# Stated problem
Every record here needs to be written out again exactly.

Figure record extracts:
•••

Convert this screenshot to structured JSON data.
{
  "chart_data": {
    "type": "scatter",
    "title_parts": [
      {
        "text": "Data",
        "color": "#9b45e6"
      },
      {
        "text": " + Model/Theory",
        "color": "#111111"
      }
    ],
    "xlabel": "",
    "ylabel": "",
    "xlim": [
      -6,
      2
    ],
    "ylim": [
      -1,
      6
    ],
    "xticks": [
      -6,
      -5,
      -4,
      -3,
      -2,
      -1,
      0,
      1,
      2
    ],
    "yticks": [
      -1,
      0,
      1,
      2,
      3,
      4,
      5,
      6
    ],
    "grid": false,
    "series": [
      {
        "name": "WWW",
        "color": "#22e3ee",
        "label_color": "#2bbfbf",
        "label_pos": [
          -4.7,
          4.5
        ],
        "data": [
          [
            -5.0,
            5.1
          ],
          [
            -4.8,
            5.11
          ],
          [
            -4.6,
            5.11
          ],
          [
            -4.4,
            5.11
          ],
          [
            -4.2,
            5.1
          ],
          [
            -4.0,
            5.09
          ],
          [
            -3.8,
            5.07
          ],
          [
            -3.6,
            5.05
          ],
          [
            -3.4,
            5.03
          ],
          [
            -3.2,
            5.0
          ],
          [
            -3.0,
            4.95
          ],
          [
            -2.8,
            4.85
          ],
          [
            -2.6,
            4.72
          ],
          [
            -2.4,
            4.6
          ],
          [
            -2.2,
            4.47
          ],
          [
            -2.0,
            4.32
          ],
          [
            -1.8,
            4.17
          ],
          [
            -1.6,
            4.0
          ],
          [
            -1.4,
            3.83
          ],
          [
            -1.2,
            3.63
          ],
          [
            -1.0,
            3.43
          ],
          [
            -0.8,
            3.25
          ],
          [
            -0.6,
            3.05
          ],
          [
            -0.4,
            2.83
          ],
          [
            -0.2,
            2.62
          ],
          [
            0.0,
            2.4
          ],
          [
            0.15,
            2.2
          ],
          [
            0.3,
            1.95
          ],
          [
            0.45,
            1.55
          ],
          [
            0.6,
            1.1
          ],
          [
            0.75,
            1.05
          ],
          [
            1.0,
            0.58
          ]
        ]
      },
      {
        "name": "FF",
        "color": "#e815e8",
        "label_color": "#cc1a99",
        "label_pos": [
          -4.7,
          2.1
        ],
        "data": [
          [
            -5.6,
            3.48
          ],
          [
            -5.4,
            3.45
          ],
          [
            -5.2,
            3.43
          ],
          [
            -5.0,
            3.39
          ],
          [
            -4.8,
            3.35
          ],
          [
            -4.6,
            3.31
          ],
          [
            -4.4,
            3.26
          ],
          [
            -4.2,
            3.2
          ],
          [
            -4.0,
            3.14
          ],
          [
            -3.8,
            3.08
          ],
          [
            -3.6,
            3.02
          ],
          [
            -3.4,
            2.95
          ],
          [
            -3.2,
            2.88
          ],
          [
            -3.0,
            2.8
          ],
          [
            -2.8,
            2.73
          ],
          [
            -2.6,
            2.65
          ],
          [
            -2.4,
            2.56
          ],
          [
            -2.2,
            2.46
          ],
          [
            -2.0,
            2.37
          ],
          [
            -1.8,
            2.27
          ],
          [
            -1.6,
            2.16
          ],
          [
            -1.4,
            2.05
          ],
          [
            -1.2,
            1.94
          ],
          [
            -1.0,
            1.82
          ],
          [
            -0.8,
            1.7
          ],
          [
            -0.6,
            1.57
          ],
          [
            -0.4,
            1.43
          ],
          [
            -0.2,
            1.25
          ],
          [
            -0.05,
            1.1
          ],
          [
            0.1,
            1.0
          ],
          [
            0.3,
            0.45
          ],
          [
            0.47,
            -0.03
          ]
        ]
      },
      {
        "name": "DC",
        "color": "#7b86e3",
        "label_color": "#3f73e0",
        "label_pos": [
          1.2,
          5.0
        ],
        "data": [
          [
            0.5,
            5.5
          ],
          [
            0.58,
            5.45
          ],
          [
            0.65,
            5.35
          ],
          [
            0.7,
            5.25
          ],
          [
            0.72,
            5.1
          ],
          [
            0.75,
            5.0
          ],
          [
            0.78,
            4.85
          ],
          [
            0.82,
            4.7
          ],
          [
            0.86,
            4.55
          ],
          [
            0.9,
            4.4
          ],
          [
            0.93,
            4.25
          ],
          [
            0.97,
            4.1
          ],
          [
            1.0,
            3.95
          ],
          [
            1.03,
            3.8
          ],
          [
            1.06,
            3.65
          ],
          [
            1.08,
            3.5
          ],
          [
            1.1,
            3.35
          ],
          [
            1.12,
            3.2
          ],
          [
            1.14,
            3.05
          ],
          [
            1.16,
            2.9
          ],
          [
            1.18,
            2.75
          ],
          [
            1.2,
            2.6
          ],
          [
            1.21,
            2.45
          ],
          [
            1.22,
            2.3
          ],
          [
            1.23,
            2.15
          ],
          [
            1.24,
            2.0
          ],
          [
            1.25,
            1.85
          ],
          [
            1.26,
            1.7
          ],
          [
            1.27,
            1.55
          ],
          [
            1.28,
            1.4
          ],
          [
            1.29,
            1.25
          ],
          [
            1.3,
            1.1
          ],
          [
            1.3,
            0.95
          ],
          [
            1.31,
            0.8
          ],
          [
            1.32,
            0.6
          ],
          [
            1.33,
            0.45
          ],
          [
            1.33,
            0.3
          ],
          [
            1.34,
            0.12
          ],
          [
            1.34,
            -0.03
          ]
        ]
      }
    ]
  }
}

•••

# Response to this exercise
Convert this screenshot to structured JSON data.
{
  "chart_data": {
    "type": "scatter",
    "title_parts": [
      {
        "text": "Data",
        "color": "#9b45e6"
      },
      {
        "text": " + Model/Theory",
        "color": "#111111"
      }
    ],
    "xlabel": "",
    "ylabel": "",
    "xlim": [
      -6,
      2
    ],
    "ylim": [
      -1,
      6
    ],
    "xticks": [
      -6,
      -5,
      -4,
      -3,
      -2,
      -1,
      0,
      1,
      2
    ],
    "yticks": [
      -1,
      0,
      1,
      2,
      3,
      4,
      5,
      6
    ],
    "grid": false,
    "series": [
      {
        "name": "WWW",
        "color": "#22e3ee",
        "label_color": "#2bbfbf",
        "label_pos": [
          -4.7,
          4.5
        ],
        "data": [
          [
            -5.0,
            5.1
          ],
          [
            -4.8,
            5.11
          ],
          [
            -4.6,
            5.11
          ],
          [
            -4.4,
            5.11
          ],
          [
            -4.2,
            5.1
          ],
          [
            -4.0,
            5.09
          ],
          [
            -3.8,
            5.07
          ],
          [
            -3.6,
            5.05
          ],
          [
            -3.4,
            5.03
          ],
          [
            -3.2,
            5.0
          ],
          [
            -3.0,
            4.95
          ],
          [
            -2.8,
            4.85
          ],
          [
            -2.6,
            4.72
          ],
          [
            -2.4,
            4.6
          ],
          [
            -2.2,
            4.47
          ],
          [
            -2.0,
            4.32
          ],
          [
            -1.8,
            4.17
          ],
          [
            -1.6,
            4.0
          ],
          [
            -1.4,
            3.83
          ],
          [
            -1.2,
            3.63
          ],
          [
            -1.0,
            3.43
          ],
          [
            -0.8,
            3.25
          ],
          [
            -0.6,
            3.05
          ],
          [
            -0.4,
            2.83
          ],
          [
            -0.2,
            2.62
          ],
          [
            0.0,
            2.4
          ],
          [
            0.15,
            2.2
          ],
          [
            0.3,
            1.95
          ],
          [
            0.45,
            1.55
          ],
          [
            0.6,
            1.1
          ],
          [
            0.75,
            1.05
          ],
          [
            1.0,
            0.58
          ]
        ]
      },
      {
        "name": "FF",
        "color": "#e815e8",
        "label_color": "#cc1a99",
        "label_pos": [
          -4.7,
          2.1
        ],
        "data": [
          [
            -5.6,
            3.48
          ],
          [
            -5.4,
            3.45
          ],
          [
            -5.2,
            3.43
          ],
          [
            -5.0,
            3.39
          ],
          [
            -4.8,
            3.35
          ],
          [
            -4.6,
            3.31
          ],
          [
            -4.4,
            3.26
          ],
          [
            -4.2,
            3.2
          ],
          [
            -4.0,
            3.14
          ],
          [
            -3.8,
            3.08
          ],
          [
            -3.6,
            3.02
          ],
          [
            -3.4,
            2.95
          ],
          [
            -3.2,
            2.88
          ],
          [
            -3.0,
            2.8
          ],
          [
            -2.8,
            2.73
          ],
          [
            -2.6,
            2.65
          ],
          [
            -2.4,
            2.56
          ],
          [
            -2.2,
            2.46
          ],
          [
            -2.0,
            2.37
          ],
          [
            -1.8,
            2.27
          ],
          [
            -1.6,
            2.16
          ],
          [
            -1.4,
            2.05
          ],
          [
            -1.2,
            1.94
          ],
          [
            -1.0,
            1.82
          ],
          [
            -0.8,
            1.7
          ],
          [
            -0.6,
            1.57
          ],
          [
            -0.4,
            1.43
          ],
          [
            -0.2,
            1.25
          ],
          [
            -0.05,
            1.1
          ],
          [
            0.1,
            1.0
          ],
          [
            0.3,
            0.45
          ],
          [
            0.47,
            -0.03
          ]
        ]
      },
      {
        "name": "DC",
        "color": "#7b86e3",
        "label_color": "#3f73e0",
        "label_pos": [
          1.2,
          5.0
        ],
        "data": [
          [
            0.5,
            5.5
          ],
          [
            0.58,
            5.45
          ],
          [
            0.65,
            5.35
          ],
          [
            0.7,
            5.25
          ],
          [
            0.72,
            5.1
          ],
          [
            0.75,
            5.0
          ],
          [
            0.78,
            4.85
          ],
          [
            0.82,
            4.7
          ],
          [
            0.86,
            4.55
          ],
          [
            0.9,
            4.4
          ],
          [
            0.93,
            4.25
          ],
          [
            0.97,
            4.1
          ],
          [
            1.0,
            3.95
          ],
          [
            1.03,
            3.8
          ],
          [
            1.06,
            3.65
          ],
          [
            1.08,
            3.5
          ],
          [
            1.1,
            3.35
          ],
          [
            1.12,
            3.2
          ],
          [
            1.14,
            3.05
          ],
          [
            1.16,
            2.9
          ],
          [
            1.18,
            2.75
          ],
          [
            1.2,
            2.6
          ],
          [
            1.21,
            2.45
          ],
          [
            1.22,
            2.3
          ],
          [
            1.23,
            2.15
          ],
          [
            1.24,
            2.0
          ],
          [
            1.25,
            1.85
          ],
          [
            1.26,
            1.7
          ],
          [
            1.27,
            1.55
          ],
          [
            1.28,
            1.4
          ],
          [
            1.29,
            1.25
          ],
          [
            1.3,
            1.1
          ],
          [
            1.3,
            0.95
          ],
          [
            1.31,
            0.8
          ],
          [
            1.32,
            0.6
          ],
          [
            1.33,
            0.45
          ],
          [
            1.33,
            0.3
          ],
          [
            1.34,
            0.12
          ],
          [
            1.34,
            -0.03
          ]
        ]
      }
    ]
  }
}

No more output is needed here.